▸ What the task requires: Pick out all lines of the entries that include the word "Business" and copy them.
↓
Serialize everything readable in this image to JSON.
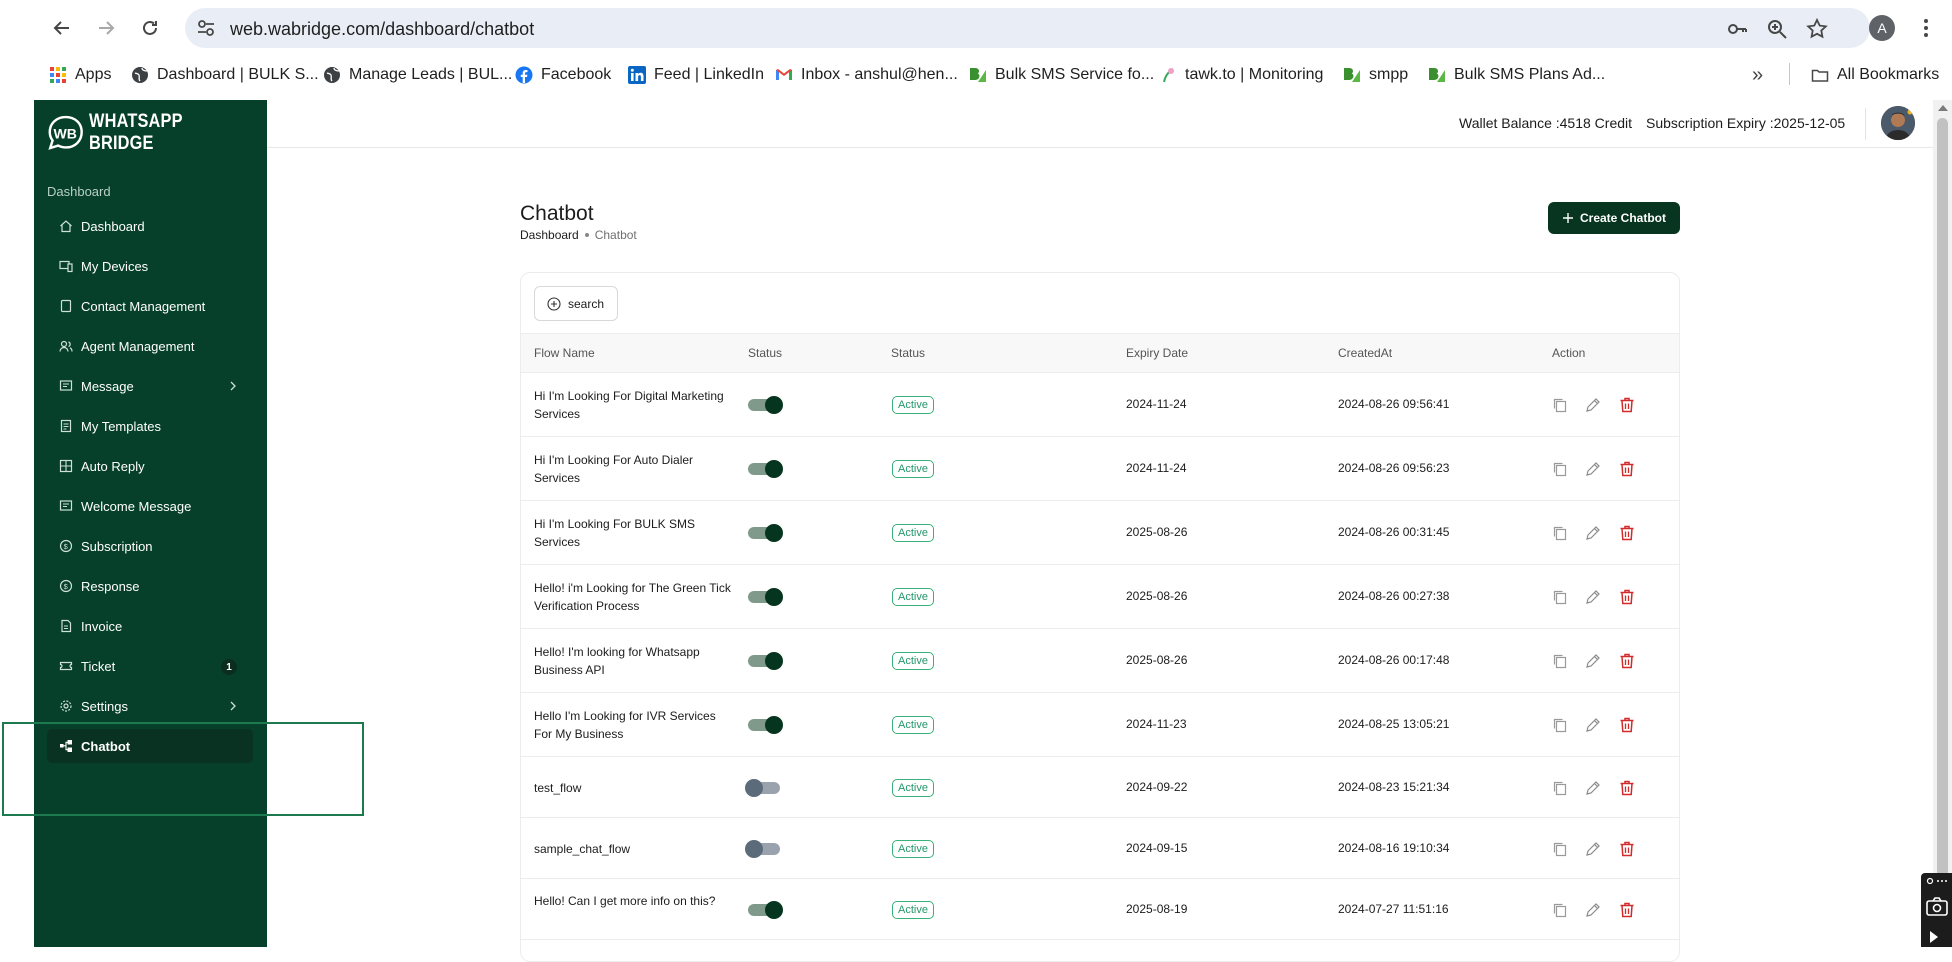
{
  "browser": {
    "url": "web.wabridge.com/dashboard/chatbot",
    "profile_initial": "A",
    "bookmarks": [
      {
        "label": "Apps",
        "icon": "apps-grid-icon"
      },
      {
        "label": "Dashboard | BULK S...",
        "icon": "globe-icon"
      },
      {
        "label": "Manage Leads | BUL...",
        "icon": "globe-icon"
      },
      {
        "label": "Facebook",
        "icon": "facebook-icon"
      },
      {
        "label": "Feed | LinkedIn",
        "icon": "linkedin-icon"
      },
      {
        "label": "Inbox - anshul@hen...",
        "icon": "gmail-icon"
      },
      {
        "label": "Bulk SMS Service fo...",
        "icon": "bulk-sms-icon"
      },
      {
        "label": "tawk.to | Monitoring",
        "icon": "tawkto-icon"
      },
      {
        "label": "smpp",
        "icon": "bulk-sms-icon"
      },
      {
        "label": "Bulk SMS Plans Ad...",
        "icon": "bulk-sms-icon"
      }
    ],
    "all_bookmarks": "All Bookmarks"
  },
  "brand": {
    "name": "WHATSAPP BRIDGE"
  },
  "sidebar": {
    "section": "Dashboard",
    "items": [
      {
        "label": "Dashboard",
        "icon": "home-icon"
      },
      {
        "label": "My Devices",
        "icon": "devices-icon"
      },
      {
        "label": "Contact Management",
        "icon": "contact-icon"
      },
      {
        "label": "Agent Management",
        "icon": "agent-icon"
      },
      {
        "label": "Message",
        "icon": "message-icon",
        "expandable": true
      },
      {
        "label": "My Templates",
        "icon": "template-icon"
      },
      {
        "label": "Auto Reply",
        "icon": "auto-reply-icon"
      },
      {
        "label": "Welcome Message",
        "icon": "welcome-icon"
      },
      {
        "label": "Subscription",
        "icon": "subscription-icon"
      },
      {
        "label": "Response",
        "icon": "response-icon"
      },
      {
        "label": "Invoice",
        "icon": "invoice-icon"
      },
      {
        "label": "Ticket",
        "icon": "ticket-icon",
        "badge": "1"
      },
      {
        "label": "Settings",
        "icon": "settings-icon",
        "expandable": true
      },
      {
        "label": "Chatbot",
        "icon": "chatbot-icon",
        "active": true
      }
    ]
  },
  "topbar": {
    "wallet": "Wallet Balance :4518 Credit",
    "expiry": "Subscription Expiry :2025-12-05"
  },
  "page": {
    "title": "Chatbot",
    "breadcrumb_root": "Dashboard",
    "breadcrumb_current": "Chatbot",
    "create_label": "Create Chatbot",
    "search_label": "search"
  },
  "table": {
    "headers": [
      "Flow Name",
      "Status",
      "Status",
      "Expiry Date",
      "CreatedAt",
      "Action"
    ],
    "rows": [
      {
        "flow": "Hi I'm Looking For Digital Marketing Services",
        "enabled": true,
        "status": "Active",
        "expiry": "2024-11-24",
        "created": "2024-08-26 09:56:41"
      },
      {
        "flow": "Hi I'm Looking For Auto Dialer Services",
        "enabled": true,
        "status": "Active",
        "expiry": "2024-11-24",
        "created": "2024-08-26 09:56:23"
      },
      {
        "flow": "Hi I'm Looking For BULK SMS Services",
        "enabled": true,
        "status": "Active",
        "expiry": "2025-08-26",
        "created": "2024-08-26 00:31:45"
      },
      {
        "flow": "Hello! i'm Looking for The Green Tick Verification Process",
        "enabled": true,
        "status": "Active",
        "expiry": "2025-08-26",
        "created": "2024-08-26 00:27:38"
      },
      {
        "flow": "Hello! I'm looking for Whatsapp Business API",
        "enabled": true,
        "status": "Active",
        "expiry": "2025-08-26",
        "created": "2024-08-26 00:17:48"
      },
      {
        "flow": "Hello I'm Looking for IVR Services For My Business",
        "enabled": true,
        "status": "Active",
        "expiry": "2024-11-23",
        "created": "2024-08-25 13:05:21"
      },
      {
        "flow": "test_flow",
        "enabled": false,
        "status": "Active",
        "expiry": "2024-09-22",
        "created": "2024-08-23 15:21:34"
      },
      {
        "flow": "sample_chat_flow",
        "enabled": false,
        "status": "Active",
        "expiry": "2024-09-15",
        "created": "2024-08-16 19:10:34"
      },
      {
        "flow": "Hello! Can I get more info on this?",
        "enabled": true,
        "status": "Active",
        "expiry": "2025-08-19",
        "created": "2024-07-27 11:51:16"
      }
    ]
  },
  "colors": {
    "sidebar_bg": "#063f2a",
    "primary": "#07351f",
    "active_green": "#24986a",
    "delete_red": "#d12b2b"
  }
}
↑
▸ The reply:
        "flow": "Hello! I'm looking for Whatsapp Business API",
        "flow": "Hello I'm Looking for IVR Services For My Business",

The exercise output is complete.